Lines containing the string "above" are to be counted; report only how many there are.

───── Data in this exercise

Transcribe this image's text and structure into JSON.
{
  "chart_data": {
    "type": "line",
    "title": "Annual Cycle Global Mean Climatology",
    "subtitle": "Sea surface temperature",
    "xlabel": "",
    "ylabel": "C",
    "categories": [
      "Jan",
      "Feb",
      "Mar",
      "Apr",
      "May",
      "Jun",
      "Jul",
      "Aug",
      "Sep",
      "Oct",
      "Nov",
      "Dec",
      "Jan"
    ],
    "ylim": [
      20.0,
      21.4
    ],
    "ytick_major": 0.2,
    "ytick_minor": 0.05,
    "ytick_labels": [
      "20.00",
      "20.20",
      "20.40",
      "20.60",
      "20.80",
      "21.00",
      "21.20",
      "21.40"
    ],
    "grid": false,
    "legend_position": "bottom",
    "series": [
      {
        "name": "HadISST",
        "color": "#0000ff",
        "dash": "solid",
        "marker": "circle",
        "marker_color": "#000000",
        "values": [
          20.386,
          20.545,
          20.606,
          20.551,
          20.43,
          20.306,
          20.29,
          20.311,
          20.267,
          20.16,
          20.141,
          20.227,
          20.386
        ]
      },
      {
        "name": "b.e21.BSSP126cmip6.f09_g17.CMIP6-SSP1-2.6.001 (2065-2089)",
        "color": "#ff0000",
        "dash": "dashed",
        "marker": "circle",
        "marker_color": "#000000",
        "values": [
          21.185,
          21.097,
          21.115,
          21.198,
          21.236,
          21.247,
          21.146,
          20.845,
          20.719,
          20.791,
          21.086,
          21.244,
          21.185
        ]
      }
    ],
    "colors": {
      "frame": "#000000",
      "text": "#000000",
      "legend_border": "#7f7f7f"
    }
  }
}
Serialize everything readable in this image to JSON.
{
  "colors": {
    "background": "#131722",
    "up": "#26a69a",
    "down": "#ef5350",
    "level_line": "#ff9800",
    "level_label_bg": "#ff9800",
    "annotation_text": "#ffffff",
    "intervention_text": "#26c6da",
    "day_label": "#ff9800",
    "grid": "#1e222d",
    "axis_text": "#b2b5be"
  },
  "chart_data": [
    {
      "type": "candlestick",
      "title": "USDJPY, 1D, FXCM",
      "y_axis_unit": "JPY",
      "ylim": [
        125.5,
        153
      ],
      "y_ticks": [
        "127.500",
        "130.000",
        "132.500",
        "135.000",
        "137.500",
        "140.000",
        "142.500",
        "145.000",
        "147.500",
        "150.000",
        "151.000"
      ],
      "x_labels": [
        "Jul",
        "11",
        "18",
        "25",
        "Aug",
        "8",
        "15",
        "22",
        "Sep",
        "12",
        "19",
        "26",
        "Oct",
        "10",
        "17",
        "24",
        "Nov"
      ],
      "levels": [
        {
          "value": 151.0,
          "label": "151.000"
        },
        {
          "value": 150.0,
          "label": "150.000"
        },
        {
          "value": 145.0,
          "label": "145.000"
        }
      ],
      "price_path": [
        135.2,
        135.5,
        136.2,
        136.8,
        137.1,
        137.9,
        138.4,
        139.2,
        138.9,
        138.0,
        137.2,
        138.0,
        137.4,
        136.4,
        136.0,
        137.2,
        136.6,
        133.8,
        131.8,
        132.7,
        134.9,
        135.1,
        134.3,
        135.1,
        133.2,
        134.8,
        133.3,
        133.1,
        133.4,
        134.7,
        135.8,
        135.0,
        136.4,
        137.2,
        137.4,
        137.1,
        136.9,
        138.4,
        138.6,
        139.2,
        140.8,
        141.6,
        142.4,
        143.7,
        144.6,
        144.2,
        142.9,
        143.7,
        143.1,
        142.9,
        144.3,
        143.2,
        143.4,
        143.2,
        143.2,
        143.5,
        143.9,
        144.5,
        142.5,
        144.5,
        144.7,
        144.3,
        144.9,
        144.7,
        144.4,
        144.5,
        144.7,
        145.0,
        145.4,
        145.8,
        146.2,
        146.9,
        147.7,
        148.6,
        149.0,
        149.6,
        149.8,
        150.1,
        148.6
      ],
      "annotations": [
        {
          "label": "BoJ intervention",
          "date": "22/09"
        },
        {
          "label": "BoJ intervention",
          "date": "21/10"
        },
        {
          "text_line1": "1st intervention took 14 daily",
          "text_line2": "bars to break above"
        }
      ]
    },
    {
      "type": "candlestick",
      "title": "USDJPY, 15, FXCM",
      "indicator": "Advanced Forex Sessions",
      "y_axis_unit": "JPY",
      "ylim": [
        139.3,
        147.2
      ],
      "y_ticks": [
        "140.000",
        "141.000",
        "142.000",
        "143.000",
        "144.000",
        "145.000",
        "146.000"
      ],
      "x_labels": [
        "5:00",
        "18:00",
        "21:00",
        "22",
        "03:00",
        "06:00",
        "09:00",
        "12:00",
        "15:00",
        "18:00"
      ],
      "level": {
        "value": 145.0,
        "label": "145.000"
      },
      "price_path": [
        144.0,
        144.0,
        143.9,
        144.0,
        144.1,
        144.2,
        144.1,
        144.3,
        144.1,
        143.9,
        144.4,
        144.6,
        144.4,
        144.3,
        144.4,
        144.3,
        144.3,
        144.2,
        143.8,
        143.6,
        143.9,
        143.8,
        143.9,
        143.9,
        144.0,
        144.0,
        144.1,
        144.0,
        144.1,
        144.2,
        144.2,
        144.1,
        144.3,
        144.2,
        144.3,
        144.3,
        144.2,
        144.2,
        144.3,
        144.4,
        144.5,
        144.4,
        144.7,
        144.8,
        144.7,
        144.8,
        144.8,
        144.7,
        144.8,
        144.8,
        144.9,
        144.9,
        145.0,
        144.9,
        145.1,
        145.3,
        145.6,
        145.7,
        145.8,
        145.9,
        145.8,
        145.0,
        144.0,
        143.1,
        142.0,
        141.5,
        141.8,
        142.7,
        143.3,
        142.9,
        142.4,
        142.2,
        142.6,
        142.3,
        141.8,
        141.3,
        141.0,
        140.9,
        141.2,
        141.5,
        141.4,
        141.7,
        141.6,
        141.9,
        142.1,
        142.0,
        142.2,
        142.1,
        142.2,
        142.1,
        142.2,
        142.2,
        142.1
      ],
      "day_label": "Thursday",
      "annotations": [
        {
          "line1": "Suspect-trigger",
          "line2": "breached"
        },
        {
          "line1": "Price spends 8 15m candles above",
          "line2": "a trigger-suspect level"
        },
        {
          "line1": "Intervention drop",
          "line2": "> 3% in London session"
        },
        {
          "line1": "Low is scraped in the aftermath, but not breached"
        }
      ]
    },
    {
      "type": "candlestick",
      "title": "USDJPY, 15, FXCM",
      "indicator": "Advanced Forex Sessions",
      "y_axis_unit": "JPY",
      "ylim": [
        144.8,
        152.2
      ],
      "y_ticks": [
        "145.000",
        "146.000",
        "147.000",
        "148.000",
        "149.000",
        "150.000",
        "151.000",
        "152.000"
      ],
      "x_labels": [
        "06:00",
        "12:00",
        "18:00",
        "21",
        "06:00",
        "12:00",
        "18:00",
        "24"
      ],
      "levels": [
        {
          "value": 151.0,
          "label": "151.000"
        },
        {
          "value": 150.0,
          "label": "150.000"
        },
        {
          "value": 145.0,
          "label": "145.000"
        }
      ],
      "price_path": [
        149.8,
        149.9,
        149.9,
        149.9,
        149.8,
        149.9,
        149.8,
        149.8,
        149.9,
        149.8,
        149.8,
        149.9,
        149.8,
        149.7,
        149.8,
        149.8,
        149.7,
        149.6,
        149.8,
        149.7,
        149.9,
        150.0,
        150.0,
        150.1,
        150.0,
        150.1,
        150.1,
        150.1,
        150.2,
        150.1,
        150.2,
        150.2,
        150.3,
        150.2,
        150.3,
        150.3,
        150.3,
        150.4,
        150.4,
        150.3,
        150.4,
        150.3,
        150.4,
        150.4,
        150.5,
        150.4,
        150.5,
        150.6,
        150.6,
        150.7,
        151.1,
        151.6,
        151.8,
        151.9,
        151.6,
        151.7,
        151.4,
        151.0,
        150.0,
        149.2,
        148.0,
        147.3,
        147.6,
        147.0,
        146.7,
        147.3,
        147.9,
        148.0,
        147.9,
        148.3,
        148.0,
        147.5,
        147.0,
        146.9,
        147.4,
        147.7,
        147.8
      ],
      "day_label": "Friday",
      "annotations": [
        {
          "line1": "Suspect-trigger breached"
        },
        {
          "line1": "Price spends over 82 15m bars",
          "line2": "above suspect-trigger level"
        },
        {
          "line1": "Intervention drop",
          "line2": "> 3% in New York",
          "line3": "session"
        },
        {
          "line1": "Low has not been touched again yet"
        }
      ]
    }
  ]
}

──────────

■ **Completed task**
3